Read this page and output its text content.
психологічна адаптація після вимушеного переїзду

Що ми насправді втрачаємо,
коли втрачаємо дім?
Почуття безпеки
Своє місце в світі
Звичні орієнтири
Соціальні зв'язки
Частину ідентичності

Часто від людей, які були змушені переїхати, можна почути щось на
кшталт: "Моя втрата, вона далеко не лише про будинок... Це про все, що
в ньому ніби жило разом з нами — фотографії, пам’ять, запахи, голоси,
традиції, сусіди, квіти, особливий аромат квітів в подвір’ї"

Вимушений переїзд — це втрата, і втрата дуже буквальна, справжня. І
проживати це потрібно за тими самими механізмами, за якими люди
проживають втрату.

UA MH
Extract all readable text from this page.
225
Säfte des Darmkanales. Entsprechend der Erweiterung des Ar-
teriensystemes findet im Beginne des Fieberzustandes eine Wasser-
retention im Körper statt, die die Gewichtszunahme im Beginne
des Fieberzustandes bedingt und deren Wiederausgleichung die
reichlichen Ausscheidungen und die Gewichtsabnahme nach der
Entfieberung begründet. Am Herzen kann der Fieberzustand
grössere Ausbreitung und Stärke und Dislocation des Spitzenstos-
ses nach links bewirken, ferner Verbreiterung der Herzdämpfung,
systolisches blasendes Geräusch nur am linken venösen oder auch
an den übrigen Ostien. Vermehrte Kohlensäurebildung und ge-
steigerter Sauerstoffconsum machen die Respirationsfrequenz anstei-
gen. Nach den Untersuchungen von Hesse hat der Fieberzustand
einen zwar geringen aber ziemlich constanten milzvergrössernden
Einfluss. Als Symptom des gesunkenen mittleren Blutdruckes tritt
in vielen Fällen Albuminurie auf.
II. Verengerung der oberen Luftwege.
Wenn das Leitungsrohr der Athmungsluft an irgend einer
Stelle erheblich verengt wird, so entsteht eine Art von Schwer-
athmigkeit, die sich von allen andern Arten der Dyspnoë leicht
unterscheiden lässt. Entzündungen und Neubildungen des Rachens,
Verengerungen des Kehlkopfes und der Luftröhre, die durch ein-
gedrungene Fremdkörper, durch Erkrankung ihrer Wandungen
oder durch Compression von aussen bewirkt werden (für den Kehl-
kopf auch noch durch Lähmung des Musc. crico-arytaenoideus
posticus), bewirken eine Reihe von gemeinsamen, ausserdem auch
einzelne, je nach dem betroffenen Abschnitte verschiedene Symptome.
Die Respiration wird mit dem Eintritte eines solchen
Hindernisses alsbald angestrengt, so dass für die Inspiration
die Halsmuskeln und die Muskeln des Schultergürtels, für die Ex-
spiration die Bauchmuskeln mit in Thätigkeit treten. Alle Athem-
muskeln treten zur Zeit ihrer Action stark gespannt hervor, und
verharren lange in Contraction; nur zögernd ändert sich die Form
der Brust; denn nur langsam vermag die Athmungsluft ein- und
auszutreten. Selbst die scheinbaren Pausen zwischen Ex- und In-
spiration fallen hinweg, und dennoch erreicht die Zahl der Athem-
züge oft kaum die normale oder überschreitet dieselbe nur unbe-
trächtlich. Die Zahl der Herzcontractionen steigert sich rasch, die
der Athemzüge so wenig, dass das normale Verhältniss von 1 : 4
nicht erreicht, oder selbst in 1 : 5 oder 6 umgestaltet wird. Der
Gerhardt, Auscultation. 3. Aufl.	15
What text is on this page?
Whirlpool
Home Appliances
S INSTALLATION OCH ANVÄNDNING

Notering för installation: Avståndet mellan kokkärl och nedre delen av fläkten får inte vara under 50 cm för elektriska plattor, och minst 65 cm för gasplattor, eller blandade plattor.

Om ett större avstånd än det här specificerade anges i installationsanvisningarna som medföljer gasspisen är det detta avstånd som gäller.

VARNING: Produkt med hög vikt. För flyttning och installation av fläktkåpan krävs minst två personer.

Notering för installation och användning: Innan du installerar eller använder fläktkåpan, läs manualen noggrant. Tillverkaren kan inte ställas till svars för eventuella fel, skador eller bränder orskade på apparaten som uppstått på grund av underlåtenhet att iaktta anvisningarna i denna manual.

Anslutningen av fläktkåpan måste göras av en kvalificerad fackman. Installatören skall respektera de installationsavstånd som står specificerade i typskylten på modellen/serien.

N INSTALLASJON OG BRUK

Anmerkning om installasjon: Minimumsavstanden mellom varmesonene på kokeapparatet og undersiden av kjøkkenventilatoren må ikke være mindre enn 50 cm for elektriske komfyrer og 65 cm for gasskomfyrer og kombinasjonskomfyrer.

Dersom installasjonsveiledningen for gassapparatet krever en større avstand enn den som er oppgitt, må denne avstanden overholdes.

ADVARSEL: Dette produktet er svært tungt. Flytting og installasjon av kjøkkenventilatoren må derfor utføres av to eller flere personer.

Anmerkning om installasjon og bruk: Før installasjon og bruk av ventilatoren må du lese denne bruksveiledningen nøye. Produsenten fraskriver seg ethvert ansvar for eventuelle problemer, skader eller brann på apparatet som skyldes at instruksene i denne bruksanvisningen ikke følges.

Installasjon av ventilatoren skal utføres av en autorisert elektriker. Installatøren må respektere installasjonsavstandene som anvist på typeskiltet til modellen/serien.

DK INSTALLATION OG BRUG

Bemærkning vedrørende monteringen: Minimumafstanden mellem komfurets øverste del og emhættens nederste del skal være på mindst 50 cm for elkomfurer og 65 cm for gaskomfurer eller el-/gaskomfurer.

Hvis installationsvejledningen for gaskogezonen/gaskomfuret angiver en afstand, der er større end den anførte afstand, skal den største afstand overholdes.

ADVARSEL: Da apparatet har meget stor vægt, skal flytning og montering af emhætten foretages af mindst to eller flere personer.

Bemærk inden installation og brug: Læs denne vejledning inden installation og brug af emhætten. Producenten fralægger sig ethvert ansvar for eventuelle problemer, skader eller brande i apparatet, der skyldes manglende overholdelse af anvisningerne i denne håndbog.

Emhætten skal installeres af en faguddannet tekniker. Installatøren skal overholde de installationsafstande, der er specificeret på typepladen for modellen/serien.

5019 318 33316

--------------------

**Set task**
How many of the lines above contain the string "mindst"? Give the number only.

**Reply to the exercise**
2